Copy out the listing below from its first line up to and including the line with "avatar: ★ [18,312,76,370]", reproducing every character unchanged.

══════════

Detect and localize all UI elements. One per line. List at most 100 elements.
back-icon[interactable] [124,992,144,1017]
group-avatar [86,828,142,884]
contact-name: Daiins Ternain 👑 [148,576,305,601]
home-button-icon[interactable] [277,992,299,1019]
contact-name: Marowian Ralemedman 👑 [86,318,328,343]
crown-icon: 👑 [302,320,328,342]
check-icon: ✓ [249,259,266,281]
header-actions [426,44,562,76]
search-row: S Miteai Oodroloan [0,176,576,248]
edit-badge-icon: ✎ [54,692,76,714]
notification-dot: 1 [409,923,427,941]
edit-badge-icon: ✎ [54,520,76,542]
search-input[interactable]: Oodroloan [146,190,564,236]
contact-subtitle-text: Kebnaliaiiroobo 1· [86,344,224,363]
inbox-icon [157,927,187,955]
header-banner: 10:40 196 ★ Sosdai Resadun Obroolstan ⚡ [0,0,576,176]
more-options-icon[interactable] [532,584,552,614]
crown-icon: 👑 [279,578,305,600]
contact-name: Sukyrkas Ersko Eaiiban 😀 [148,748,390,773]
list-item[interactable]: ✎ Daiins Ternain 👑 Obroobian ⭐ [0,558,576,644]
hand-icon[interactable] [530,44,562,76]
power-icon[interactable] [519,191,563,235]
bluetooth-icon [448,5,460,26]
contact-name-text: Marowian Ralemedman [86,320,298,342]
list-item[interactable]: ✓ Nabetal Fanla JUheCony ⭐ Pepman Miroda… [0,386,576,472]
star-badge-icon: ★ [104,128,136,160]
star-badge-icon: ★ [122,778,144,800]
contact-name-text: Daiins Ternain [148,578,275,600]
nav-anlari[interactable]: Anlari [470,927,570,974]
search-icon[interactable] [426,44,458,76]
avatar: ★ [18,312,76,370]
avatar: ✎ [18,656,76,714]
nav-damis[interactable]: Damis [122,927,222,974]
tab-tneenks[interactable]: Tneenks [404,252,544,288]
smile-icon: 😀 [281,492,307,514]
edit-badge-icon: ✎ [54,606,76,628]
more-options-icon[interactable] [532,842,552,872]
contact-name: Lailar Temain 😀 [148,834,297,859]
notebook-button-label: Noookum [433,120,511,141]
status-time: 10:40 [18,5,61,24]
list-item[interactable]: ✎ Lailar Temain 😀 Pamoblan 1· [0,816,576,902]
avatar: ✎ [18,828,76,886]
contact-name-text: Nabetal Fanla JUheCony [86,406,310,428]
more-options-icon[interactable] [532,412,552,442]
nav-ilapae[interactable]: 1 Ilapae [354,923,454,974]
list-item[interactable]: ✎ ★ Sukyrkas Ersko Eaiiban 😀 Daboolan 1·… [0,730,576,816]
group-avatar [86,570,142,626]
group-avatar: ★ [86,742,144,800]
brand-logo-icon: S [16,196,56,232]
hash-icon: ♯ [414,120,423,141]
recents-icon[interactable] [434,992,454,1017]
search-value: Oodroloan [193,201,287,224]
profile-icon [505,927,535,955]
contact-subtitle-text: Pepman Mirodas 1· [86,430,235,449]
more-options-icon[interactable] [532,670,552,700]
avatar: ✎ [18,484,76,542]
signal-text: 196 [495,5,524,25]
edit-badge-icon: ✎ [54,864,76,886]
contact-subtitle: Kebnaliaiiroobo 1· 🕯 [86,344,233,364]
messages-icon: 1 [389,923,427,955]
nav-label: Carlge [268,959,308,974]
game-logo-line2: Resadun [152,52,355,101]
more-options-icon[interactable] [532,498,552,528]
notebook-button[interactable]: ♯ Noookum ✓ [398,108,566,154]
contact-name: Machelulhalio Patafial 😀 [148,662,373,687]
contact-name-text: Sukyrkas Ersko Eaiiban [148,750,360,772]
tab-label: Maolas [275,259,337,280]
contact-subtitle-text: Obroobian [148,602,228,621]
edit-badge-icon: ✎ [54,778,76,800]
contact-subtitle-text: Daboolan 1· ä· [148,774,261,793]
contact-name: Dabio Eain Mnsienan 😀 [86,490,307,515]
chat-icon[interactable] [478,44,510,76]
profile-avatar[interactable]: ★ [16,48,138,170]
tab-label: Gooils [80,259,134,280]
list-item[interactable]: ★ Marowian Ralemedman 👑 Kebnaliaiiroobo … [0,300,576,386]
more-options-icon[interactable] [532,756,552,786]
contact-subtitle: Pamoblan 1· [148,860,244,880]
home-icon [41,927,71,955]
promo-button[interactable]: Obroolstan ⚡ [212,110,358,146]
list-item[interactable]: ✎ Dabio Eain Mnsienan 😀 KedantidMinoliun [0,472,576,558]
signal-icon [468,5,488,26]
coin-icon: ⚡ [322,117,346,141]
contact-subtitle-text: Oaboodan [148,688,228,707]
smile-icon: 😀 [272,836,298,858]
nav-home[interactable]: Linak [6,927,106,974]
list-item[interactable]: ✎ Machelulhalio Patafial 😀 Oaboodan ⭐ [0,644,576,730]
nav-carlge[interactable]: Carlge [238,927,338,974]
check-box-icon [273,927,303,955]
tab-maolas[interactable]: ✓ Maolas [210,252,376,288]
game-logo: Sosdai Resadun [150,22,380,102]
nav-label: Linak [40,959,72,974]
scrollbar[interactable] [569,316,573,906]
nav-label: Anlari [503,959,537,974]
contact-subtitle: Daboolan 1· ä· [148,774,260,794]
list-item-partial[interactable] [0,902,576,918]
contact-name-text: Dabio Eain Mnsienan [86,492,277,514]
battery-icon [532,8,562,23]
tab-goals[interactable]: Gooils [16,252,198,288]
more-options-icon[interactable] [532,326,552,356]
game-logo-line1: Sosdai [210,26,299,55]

══════════

> Exercise result
Detect and localize all UI elements. One per line. List at most 100 elements.
back-icon[interactable] [124,992,144,1017]
group-avatar [86,828,142,884]
contact-name: Daiins Ternain 👑 [148,576,305,601]
home-button-icon[interactable] [277,992,299,1019]
contact-name: Marowian Ralemedman 👑 [86,318,328,343]
crown-icon: 👑 [302,320,328,342]
check-icon: ✓ [249,259,266,281]
header-actions [426,44,562,76]
search-row: S Miteai Oodroloan [0,176,576,248]
edit-badge-icon: ✎ [54,692,76,714]
notification-dot: 1 [409,923,427,941]
edit-badge-icon: ✎ [54,520,76,542]
search-input[interactable]: Oodroloan [146,190,564,236]
contact-subtitle-text: Kebnaliaiiroobo 1· [86,344,224,363]
inbox-icon [157,927,187,955]
header-banner: 10:40 196 ★ Sosdai Resadun Obroolstan ⚡ [0,0,576,176]
more-options-icon[interactable] [532,584,552,614]
crown-icon: 👑 [279,578,305,600]
contact-name: Sukyrkas Ersko Eaiiban 😀 [148,748,390,773]
list-item[interactable]: ✎ Daiins Ternain 👑 Obroobian ⭐ [0,558,576,644]
hand-icon[interactable] [530,44,562,76]
power-icon[interactable] [519,191,563,235]
bluetooth-icon [448,5,460,26]
contact-name-text: Marowian Ralemedman [86,320,298,342]
list-item[interactable]: ✓ Nabetal Fanla JUheCony ⭐ Pepman Miroda… [0,386,576,472]
star-badge-icon: ★ [104,128,136,160]
star-badge-icon: ★ [122,778,144,800]
contact-name-text: Daiins Ternain [148,578,275,600]
nav-anlari[interactable]: Anlari [470,927,570,974]
search-icon[interactable] [426,44,458,76]
avatar: ★ [18,312,76,370]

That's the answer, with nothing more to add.